THE REQUEST: Lines that include the word "Expt" are the ones to copy.

INFORMATION SHOWN:
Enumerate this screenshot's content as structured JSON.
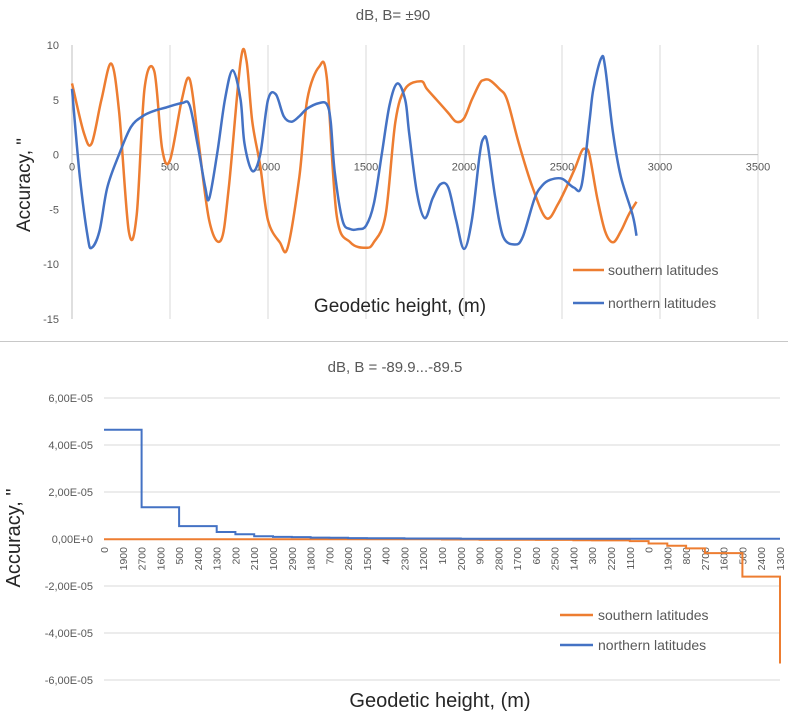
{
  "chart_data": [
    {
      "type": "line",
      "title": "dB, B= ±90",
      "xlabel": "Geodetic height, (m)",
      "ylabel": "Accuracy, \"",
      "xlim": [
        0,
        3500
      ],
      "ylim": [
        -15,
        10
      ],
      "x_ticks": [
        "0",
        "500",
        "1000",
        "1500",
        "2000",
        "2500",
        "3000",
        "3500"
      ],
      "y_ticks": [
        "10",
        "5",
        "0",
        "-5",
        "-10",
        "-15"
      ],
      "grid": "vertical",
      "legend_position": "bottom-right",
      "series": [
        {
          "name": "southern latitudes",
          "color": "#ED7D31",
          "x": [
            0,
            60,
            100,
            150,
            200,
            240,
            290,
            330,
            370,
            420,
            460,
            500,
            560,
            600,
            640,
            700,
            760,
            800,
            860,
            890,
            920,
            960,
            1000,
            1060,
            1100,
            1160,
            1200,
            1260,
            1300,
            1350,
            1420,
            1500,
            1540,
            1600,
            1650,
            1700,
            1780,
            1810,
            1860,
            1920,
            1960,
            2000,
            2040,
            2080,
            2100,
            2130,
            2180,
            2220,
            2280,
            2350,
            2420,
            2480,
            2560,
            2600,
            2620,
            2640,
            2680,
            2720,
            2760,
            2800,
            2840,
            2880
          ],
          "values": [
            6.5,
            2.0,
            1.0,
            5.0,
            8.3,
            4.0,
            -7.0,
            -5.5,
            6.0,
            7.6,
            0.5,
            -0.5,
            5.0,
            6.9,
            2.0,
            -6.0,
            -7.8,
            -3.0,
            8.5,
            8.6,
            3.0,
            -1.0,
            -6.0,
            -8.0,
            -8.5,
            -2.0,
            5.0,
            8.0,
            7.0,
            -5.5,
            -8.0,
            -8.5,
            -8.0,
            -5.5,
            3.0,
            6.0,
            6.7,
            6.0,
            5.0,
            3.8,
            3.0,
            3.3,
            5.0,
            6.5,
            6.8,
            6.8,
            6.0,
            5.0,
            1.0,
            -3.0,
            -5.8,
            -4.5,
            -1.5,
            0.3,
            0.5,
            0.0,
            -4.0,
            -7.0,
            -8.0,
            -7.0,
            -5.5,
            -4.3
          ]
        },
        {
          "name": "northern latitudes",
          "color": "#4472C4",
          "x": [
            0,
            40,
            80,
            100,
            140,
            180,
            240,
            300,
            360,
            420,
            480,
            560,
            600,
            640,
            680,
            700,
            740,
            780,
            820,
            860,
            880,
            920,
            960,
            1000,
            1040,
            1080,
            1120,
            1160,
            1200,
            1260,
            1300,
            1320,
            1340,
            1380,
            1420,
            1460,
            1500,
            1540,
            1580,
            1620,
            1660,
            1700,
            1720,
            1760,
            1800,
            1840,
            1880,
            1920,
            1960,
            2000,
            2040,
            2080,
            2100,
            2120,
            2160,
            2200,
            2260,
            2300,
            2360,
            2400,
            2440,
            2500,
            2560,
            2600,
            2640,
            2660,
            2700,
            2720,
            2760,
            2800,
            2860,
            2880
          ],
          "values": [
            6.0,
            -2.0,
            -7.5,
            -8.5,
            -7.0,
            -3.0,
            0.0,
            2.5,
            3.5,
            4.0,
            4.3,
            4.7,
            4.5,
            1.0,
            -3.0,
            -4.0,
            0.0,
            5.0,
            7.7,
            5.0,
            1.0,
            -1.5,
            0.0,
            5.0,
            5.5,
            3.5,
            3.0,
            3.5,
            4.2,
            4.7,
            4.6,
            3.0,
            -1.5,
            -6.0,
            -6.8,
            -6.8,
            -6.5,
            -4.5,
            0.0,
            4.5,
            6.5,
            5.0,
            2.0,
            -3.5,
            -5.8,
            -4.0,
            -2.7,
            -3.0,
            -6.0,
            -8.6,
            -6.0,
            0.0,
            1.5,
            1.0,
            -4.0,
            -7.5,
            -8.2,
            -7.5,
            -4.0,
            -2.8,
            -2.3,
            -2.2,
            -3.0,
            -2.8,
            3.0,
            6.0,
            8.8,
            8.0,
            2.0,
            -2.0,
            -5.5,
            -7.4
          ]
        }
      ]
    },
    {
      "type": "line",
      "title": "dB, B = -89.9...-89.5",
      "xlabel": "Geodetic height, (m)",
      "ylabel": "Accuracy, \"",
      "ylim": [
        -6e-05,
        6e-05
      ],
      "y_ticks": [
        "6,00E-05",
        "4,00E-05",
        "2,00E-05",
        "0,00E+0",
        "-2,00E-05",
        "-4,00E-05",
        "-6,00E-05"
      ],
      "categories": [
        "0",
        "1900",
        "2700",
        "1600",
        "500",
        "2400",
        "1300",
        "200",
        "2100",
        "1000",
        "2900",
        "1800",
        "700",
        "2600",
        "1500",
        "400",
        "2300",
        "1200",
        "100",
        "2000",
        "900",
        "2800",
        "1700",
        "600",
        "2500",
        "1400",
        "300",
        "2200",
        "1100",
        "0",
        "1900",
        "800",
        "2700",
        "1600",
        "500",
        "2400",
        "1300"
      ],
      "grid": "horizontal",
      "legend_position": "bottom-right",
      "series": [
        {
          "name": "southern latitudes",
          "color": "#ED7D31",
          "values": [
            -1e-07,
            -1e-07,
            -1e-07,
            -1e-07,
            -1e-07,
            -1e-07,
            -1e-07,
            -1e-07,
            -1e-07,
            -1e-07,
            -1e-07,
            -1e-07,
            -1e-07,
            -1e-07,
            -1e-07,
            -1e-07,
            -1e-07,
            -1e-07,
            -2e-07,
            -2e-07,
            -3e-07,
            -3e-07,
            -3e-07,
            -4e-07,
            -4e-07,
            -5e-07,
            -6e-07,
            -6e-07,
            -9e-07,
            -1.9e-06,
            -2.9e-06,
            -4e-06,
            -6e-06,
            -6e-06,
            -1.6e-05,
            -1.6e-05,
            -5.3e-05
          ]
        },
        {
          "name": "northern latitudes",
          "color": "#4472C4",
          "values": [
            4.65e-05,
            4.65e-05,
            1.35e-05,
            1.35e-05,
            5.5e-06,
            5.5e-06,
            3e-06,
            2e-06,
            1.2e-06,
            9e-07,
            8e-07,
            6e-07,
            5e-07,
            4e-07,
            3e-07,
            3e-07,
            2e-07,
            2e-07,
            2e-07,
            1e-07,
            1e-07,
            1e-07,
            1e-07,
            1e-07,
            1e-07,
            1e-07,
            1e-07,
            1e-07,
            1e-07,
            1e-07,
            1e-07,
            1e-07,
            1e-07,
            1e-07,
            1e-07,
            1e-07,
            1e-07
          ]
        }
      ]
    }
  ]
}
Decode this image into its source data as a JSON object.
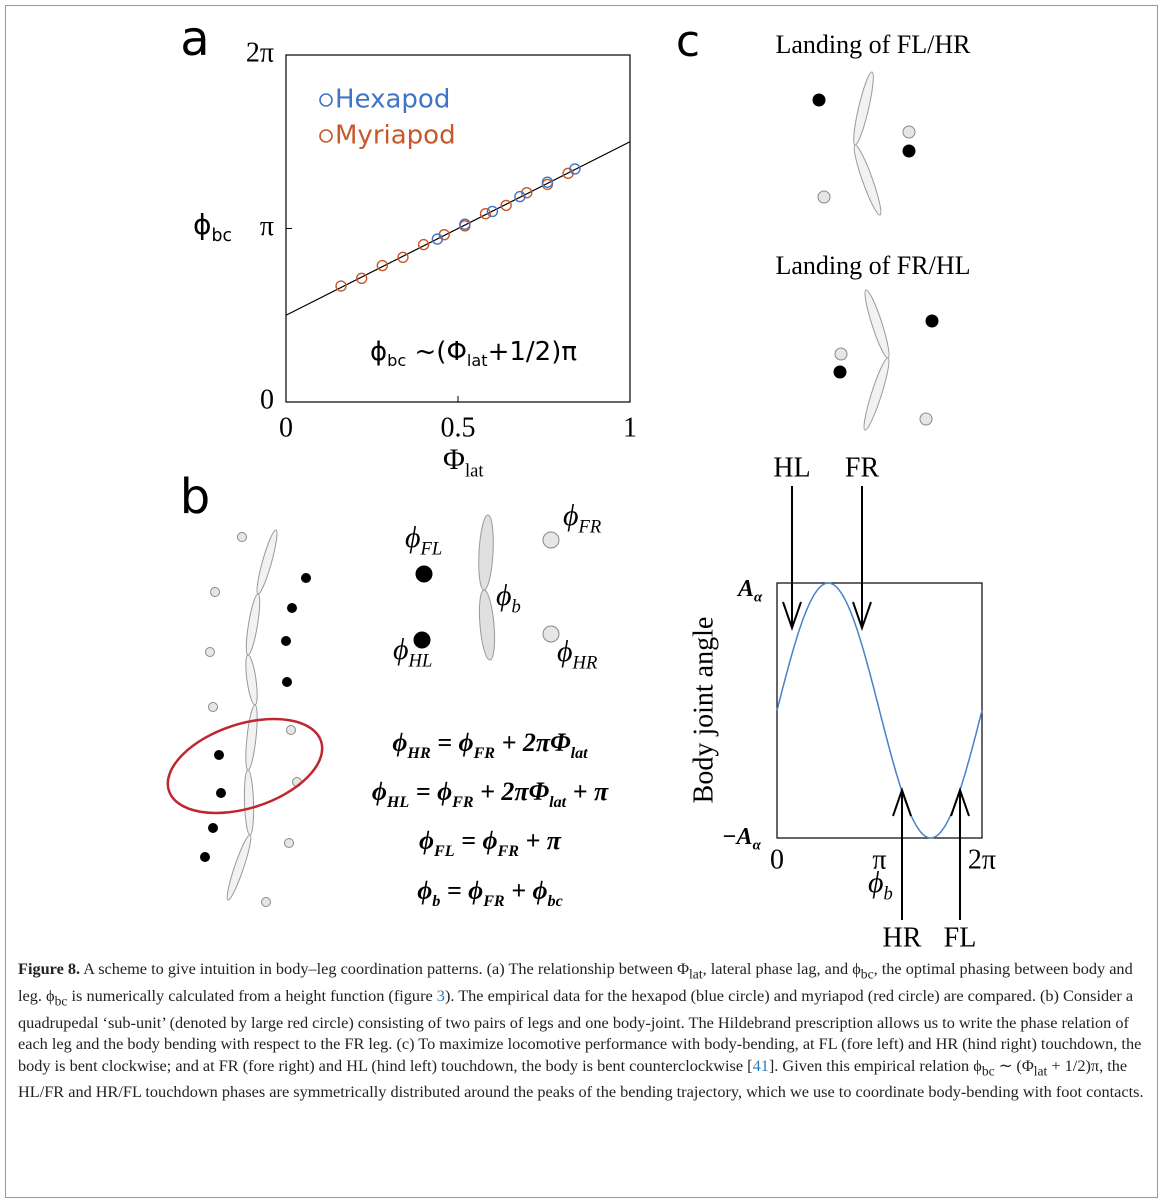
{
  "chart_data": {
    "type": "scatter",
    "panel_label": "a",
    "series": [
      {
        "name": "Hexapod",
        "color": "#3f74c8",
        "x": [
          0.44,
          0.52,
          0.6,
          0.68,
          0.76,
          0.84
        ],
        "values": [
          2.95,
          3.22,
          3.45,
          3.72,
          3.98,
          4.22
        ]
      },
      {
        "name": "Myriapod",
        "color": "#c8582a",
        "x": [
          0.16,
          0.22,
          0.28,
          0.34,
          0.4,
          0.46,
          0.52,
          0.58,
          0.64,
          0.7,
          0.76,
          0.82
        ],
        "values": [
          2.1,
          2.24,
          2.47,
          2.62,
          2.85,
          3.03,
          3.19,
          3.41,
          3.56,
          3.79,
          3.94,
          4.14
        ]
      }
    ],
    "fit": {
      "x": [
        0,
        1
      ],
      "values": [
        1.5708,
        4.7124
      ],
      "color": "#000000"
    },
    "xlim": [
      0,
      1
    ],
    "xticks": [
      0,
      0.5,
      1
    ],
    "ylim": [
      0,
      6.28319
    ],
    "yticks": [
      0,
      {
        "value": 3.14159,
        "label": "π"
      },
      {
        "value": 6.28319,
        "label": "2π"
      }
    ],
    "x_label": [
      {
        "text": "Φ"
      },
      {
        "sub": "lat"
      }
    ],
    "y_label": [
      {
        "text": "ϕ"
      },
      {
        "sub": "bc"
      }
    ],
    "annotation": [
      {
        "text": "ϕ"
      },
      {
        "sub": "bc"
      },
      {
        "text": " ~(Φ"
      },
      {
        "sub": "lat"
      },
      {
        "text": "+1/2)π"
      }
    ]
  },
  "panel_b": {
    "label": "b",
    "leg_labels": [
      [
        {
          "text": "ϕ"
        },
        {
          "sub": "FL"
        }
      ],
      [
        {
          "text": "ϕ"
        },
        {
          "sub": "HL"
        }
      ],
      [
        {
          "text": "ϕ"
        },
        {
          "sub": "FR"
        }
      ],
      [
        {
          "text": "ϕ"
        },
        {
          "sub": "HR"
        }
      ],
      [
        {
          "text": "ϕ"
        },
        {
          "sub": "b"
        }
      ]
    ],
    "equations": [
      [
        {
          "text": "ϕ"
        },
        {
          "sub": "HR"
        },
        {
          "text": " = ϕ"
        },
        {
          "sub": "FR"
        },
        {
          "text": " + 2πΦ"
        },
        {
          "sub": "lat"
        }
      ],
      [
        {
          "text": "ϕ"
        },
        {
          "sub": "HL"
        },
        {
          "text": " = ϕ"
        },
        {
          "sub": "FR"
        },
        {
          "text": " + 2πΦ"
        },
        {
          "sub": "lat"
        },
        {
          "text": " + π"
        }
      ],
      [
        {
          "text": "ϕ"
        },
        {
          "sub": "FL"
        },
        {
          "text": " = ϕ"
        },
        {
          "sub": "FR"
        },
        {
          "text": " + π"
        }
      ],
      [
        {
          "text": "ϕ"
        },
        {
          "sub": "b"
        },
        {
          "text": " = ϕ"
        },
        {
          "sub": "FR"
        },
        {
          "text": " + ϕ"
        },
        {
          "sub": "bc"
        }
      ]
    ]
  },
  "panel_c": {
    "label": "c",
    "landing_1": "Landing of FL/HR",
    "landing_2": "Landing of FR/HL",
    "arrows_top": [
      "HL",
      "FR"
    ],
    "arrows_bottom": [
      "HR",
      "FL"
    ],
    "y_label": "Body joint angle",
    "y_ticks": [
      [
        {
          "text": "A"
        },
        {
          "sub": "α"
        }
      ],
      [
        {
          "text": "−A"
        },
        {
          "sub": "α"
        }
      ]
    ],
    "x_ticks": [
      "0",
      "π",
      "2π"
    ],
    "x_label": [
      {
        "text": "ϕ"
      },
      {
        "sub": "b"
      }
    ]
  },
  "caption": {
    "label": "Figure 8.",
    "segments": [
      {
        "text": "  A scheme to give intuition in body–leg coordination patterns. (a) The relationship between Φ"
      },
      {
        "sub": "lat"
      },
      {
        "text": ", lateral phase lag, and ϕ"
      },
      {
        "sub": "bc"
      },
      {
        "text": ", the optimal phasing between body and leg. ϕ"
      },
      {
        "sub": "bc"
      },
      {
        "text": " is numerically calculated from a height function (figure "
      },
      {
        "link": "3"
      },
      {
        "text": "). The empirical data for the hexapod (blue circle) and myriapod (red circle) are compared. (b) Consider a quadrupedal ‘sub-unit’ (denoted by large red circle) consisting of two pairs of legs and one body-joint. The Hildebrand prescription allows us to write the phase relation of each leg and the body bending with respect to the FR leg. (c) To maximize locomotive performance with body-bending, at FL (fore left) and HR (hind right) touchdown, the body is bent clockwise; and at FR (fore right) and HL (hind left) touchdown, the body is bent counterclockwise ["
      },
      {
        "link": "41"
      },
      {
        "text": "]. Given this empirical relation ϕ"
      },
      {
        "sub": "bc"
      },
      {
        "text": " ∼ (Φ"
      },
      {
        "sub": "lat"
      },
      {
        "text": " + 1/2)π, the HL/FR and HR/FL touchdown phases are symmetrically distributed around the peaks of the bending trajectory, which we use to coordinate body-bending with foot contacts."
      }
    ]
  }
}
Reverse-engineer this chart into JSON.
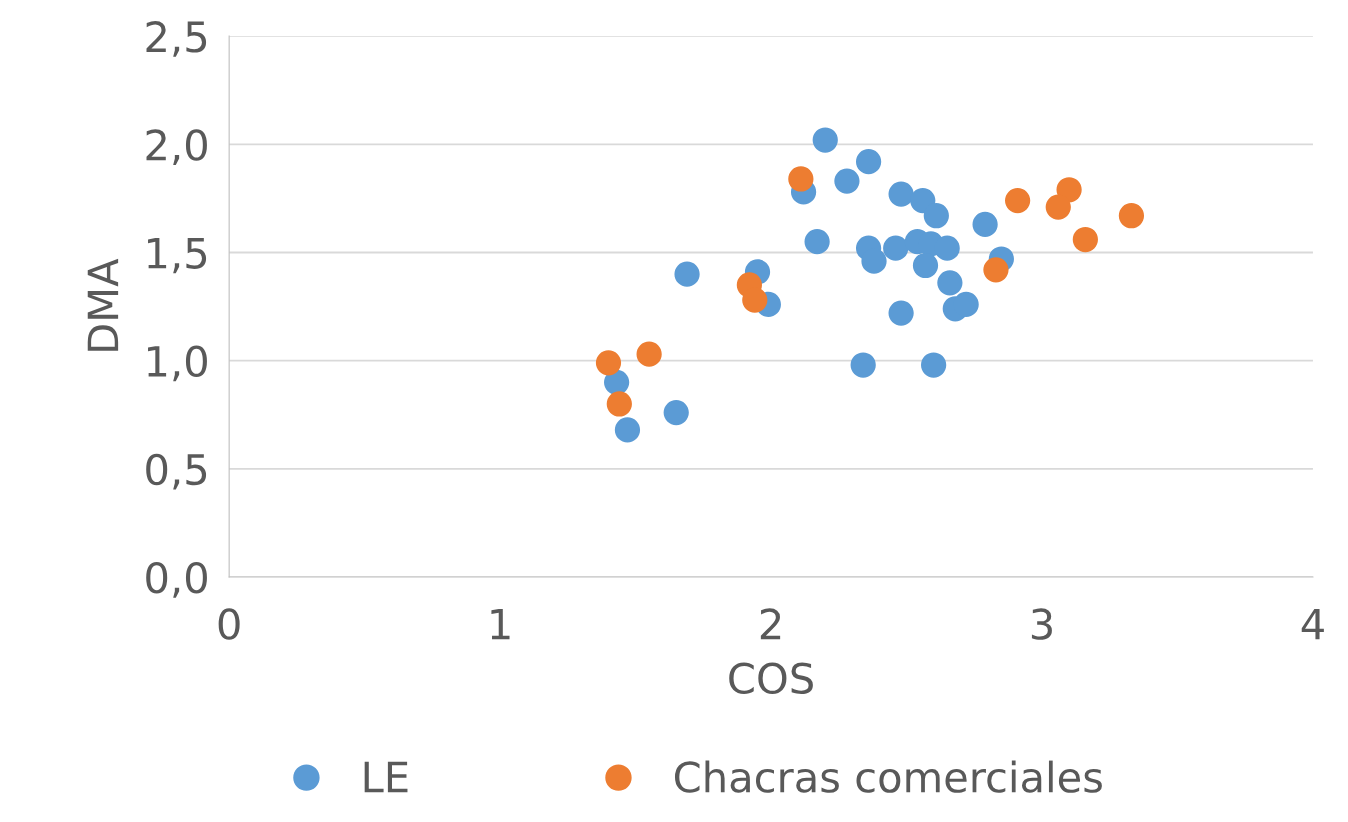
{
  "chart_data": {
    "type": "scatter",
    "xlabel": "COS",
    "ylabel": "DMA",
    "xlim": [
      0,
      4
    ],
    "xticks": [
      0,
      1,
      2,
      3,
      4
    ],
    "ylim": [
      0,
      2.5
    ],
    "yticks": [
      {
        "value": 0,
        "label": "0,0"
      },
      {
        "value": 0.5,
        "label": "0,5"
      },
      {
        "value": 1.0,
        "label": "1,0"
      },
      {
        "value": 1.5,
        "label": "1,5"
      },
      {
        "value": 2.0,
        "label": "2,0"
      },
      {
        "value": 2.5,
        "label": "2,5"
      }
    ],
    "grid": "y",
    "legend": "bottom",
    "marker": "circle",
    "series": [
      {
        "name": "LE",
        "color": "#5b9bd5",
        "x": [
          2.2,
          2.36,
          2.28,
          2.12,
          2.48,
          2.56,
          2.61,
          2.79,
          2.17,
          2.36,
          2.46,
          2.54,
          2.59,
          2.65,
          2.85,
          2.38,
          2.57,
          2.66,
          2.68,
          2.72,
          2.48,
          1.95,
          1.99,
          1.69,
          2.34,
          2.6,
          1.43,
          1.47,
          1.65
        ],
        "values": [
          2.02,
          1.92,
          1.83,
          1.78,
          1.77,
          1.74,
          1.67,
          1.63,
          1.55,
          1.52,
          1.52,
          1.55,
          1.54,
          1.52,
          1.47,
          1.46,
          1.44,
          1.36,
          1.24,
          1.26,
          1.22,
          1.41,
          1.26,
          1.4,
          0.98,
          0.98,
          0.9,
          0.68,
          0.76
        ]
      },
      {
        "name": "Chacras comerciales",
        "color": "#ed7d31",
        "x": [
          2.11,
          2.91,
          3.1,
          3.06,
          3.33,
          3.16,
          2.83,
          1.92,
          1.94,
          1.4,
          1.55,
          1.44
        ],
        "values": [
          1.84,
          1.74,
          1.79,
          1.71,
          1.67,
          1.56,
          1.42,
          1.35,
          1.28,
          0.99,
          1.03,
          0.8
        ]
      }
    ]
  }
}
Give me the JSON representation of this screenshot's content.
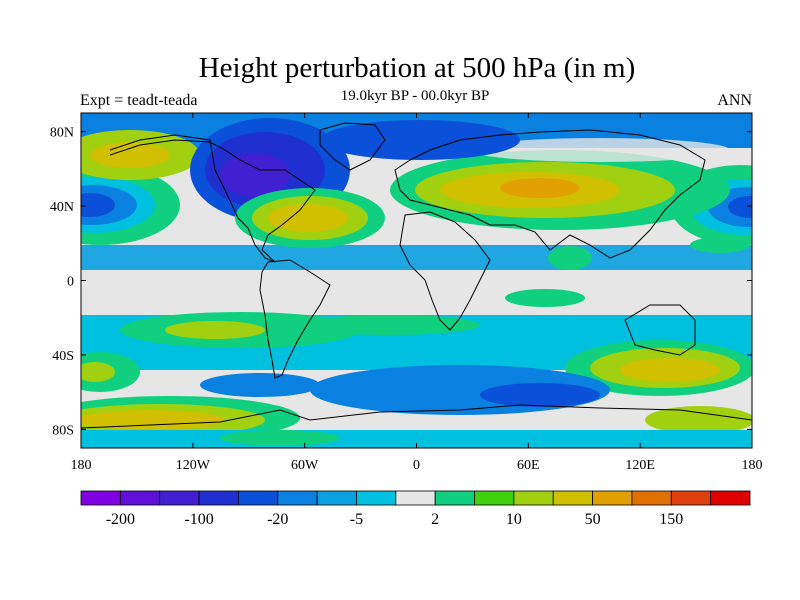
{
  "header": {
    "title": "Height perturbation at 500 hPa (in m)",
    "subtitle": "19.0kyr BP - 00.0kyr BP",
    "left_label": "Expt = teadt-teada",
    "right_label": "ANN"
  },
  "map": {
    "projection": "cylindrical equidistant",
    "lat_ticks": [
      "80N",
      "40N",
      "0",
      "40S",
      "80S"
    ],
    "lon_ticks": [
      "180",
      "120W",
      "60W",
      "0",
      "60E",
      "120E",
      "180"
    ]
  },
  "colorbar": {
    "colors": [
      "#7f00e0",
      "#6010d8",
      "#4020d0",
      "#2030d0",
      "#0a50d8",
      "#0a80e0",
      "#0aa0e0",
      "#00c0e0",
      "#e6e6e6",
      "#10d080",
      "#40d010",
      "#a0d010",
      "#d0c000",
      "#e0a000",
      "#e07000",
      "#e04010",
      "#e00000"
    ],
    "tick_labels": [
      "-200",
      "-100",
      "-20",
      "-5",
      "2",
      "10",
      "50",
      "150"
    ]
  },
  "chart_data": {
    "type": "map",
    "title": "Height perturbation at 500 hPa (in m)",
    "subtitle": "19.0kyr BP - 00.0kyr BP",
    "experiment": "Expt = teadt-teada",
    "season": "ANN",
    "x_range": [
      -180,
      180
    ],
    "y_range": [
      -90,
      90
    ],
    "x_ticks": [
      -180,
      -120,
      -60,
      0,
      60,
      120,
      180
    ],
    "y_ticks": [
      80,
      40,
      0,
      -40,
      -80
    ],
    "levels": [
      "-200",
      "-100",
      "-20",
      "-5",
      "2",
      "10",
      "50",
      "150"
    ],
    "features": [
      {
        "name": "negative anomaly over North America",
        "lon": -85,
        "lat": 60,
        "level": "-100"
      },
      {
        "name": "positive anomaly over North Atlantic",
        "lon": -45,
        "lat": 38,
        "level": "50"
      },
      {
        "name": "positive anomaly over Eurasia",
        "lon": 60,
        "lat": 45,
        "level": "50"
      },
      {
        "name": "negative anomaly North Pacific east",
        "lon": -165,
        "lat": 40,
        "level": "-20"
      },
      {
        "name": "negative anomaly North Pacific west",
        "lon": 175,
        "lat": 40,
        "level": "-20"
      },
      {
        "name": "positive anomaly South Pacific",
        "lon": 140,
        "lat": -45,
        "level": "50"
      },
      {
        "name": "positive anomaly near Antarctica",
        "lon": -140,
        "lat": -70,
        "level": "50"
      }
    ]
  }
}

EXERCISE OUTPUT:
    "left_label": "Expt = teadt-teada",
    "experiment": "Expt = teadt-teada",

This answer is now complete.